Instructions to follow
What follows is a listing. Return every line of it exactly.

Exercise material

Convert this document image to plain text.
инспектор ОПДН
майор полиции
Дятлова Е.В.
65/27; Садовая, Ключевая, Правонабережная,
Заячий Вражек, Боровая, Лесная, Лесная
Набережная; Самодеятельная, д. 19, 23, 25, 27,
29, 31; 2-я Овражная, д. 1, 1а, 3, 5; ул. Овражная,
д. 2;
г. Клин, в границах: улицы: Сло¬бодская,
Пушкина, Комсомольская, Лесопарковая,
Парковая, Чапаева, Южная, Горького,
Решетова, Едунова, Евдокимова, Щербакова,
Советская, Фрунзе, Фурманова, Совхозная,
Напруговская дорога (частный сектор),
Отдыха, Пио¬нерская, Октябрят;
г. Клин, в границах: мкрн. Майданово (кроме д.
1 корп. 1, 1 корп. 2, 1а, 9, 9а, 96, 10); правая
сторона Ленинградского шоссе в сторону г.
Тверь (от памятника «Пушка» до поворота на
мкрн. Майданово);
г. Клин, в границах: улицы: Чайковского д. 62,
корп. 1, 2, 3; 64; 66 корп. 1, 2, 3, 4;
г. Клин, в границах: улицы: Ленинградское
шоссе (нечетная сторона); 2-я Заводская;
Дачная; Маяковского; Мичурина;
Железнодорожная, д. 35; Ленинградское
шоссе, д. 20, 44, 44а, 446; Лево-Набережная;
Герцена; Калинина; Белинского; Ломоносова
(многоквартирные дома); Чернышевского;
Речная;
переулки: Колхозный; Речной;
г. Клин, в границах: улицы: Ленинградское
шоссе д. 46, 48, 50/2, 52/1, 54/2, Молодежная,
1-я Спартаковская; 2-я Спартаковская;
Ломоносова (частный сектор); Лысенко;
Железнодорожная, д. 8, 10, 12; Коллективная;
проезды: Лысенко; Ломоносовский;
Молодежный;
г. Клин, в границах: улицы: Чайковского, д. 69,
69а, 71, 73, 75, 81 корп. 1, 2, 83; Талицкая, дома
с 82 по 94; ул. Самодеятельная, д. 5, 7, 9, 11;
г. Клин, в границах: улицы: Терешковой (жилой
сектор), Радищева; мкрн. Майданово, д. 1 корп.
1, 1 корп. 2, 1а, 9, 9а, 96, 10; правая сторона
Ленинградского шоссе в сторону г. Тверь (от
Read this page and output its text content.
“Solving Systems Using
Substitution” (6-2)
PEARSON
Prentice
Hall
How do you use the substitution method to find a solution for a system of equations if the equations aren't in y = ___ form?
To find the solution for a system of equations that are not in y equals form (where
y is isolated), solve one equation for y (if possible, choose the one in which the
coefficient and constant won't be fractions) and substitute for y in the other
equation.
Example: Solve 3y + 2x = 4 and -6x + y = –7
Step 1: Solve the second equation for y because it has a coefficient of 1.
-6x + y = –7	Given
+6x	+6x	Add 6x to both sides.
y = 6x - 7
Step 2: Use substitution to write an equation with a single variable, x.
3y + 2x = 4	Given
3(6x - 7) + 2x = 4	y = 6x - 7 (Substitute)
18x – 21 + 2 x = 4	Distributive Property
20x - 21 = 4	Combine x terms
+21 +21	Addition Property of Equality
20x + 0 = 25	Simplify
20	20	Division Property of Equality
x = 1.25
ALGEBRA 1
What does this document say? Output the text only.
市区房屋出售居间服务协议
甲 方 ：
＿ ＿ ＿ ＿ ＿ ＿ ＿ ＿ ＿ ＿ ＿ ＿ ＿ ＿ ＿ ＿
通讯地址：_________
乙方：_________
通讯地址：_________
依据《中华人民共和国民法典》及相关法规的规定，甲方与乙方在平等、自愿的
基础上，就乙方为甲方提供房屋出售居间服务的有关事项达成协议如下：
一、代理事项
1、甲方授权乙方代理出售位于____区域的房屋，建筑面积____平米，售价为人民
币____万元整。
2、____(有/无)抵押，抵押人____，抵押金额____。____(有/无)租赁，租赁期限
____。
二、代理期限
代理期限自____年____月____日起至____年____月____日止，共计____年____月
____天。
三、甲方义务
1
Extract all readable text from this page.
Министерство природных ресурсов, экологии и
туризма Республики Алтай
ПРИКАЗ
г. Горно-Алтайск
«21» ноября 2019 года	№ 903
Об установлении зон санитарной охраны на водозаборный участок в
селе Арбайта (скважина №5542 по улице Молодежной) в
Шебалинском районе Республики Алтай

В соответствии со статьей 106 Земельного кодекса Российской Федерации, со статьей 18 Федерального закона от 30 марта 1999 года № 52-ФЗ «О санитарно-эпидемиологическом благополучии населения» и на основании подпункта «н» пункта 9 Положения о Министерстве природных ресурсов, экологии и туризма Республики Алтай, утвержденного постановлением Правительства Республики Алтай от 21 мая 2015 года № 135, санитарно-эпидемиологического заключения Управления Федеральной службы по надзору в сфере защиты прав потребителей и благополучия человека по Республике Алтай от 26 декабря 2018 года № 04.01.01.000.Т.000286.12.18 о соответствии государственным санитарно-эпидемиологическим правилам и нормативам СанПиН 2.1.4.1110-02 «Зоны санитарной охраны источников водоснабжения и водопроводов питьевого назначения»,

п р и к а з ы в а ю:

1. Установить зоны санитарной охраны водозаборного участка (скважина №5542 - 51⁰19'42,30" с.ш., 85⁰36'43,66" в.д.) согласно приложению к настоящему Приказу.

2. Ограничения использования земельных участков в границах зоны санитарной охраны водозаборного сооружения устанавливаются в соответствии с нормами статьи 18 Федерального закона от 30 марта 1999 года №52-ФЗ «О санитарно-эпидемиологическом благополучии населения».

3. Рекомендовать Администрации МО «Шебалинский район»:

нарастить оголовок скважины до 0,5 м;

Response
Convert this document image to plain text.
инспектор ОПДН
майор полиции
Дятлова Е.В.
65/27; Садовая, Ключевая, Правонабережная,
Заячий Вражек, Боровая, Лесная, Лесная
Набережная; Самодеятельная, д. 19, 23, 25, 27,
29, 31; 2-я Овражная, д. 1, 1а, 3, 5; ул. Овражная,
д. 2;
г. Клин, в границах: улицы: Сло¬бодская,
Пушкина, Комсомольская, Лесопарковая,
Парковая, Чапаева, Южная, Горького,
Решетова, Едунова, Евдокимова, Щербакова,
Советская, Фрунзе, Фурманова, Совхозная,
Напруговская дорога (частный сектор),
Отдыха, Пио¬нерская, Октябрят;
г. Клин, в границах: мкрн. Майданово (кроме д.
1 корп. 1, 1 корп. 2, 1а, 9, 9а, 96, 10); правая
сторона Ленинградского шоссе в сторону г.
Тверь (от памятника «Пушка» до поворота на
мкрн. Майданово);
г. Клин, в границах: улицы: Чайковского д. 62,
корп. 1, 2, 3; 64; 66 корп. 1, 2, 3, 4;
г. Клин, в границах: улицы: Ленинградское
шоссе (нечетная сторона); 2-я Заводская;
Дачная; Маяковского; Мичурина;
Железнодорожная, д. 35; Ленинградское
шоссе, д. 20, 44, 44а, 446; Лево-Набережная;
Герцена; Калинина; Белинского; Ломоносова
(многоквартирные дома); Чернышевского;
Речная;
переулки: Колхозный; Речной;
г. Клин, в границах: улицы: Ленинградское
шоссе д. 46, 48, 50/2, 52/1, 54/2, Молодежная,
1-я Спартаковская; 2-я Спартаковская;
Ломоносова (частный сектор); Лысенко;
Железнодорожная, д. 8, 10, 12; Коллективная;
проезды: Лысенко; Ломоносовский;
Молодежный;
г. Клин, в границах: улицы: Чайковского, д. 69,
69а, 71, 73, 75, 81 корп. 1, 2, 83; Талицкая, дома
с 82 по 94; ул. Самодеятельная, д. 5, 7, 9, 11;
г. Клин, в границах: улицы: Терешковой (жилой
сектор), Радищева; мкрн. Майданово, д. 1 корп.
1, 1 корп. 2, 1а, 9, 9а, 96, 10; правая сторона
Ленинградского шоссе в сторону г. Тверь (от
Read this page and output its text content.
“Solving Systems Using
Substitution” (6-2)
PEARSON
Prentice
Hall
How do you use the substitution method to find a solution for a system of equations if the equations aren't in y = ___ form?
To find the solution for a system of equations that are not in y equals form (where
y is isolated), solve one equation for y (if possible, choose the one in which the
coefficient and constant won't be fractions) and substitute for y in the other
equation.
Example: Solve 3y + 2x = 4 and -6x + y = –7
Step 1: Solve the second equation for y because it has a coefficient of 1.
-6x + y = –7	Given
+6x	+6x	Add 6x to both sides.
y = 6x - 7
Step 2: Use substitution to write an equation with a single variable, x.
3y + 2x = 4	Given
3(6x - 7) + 2x = 4	y = 6x - 7 (Substitute)
18x – 21 + 2 x = 4	Distributive Property
20x - 21 = 4	Combine x terms
+21 +21	Addition Property of Equality
20x + 0 = 25	Simplify
20	20	Division Property of Equality
x = 1.25
ALGEBRA 1
What does this document say? Output the text only.
市区房屋出售居间服务协议
甲 方 ：
＿ ＿ ＿ ＿ ＿ ＿ ＿ ＿ ＿ ＿ ＿ ＿ ＿ ＿ ＿ ＿
通讯地址：_________
乙方：_________
通讯地址：_________
依据《中华人民共和国民法典》及相关法规的规定，甲方与乙方在平等、自愿的
基础上，就乙方为甲方提供房屋出售居间服务的有关事项达成协议如下：
一、代理事项
1、甲方授权乙方代理出售位于____区域的房屋，建筑面积____平米，售价为人民
币____万元整。
2、____(有/无)抵押，抵押人____，抵押金额____。____(有/无)租赁，租赁期限
____。
二、代理期限
代理期限自____年____月____日起至____年____月____日止，共计____年____月
____天。
三、甲方义务
1
Extract all readable text from this page.
Министерство природных ресурсов, экологии и
туризма Республики Алтай
ПРИКАЗ
г. Горно-Алтайск
«21» ноября 2019 года	№ 903
Об установлении зон санитарной охраны на водозаборный участок в
селе Арбайта (скважина №5542 по улице Молодежной) в
Шебалинском районе Республики Алтай

В соответствии со статьей 106 Земельного кодекса Российской Федерации, со статьей 18 Федерального закона от 30 марта 1999 года № 52-ФЗ «О санитарно-эпидемиологическом благополучии населения» и на основании подпункта «н» пункта 9 Положения о Министерстве природных ресурсов, экологии и туризма Республики Алтай, утвержденного постановлением Правительства Республики Алтай от 21 мая 2015 года № 135, санитарно-эпидемиологического заключения Управления Федеральной службы по надзору в сфере защиты прав потребителей и благополучия человека по Республике Алтай от 26 декабря 2018 года № 04.01.01.000.Т.000286.12.18 о соответствии государственным санитарно-эпидемиологическим правилам и нормативам СанПиН 2.1.4.1110-02 «Зоны санитарной охраны источников водоснабжения и водопроводов питьевого назначения»,

п р и к а з ы в а ю:

1. Установить зоны санитарной охраны водозаборного участка (скважина №5542 - 51⁰19'42,30" с.ш., 85⁰36'43,66" в.д.) согласно приложению к настоящему Приказу.

2. Ограничения использования земельных участков в границах зоны санитарной охраны водозаборного сооружения устанавливаются в соответствии с нормами статьи 18 Федерального закона от 30 марта 1999 года №52-ФЗ «О санитарно-эпидемиологическом благополучии населения».

3. Рекомендовать Администрации МО «Шебалинский район»:

нарастить оголовок скважины до 0,5 м;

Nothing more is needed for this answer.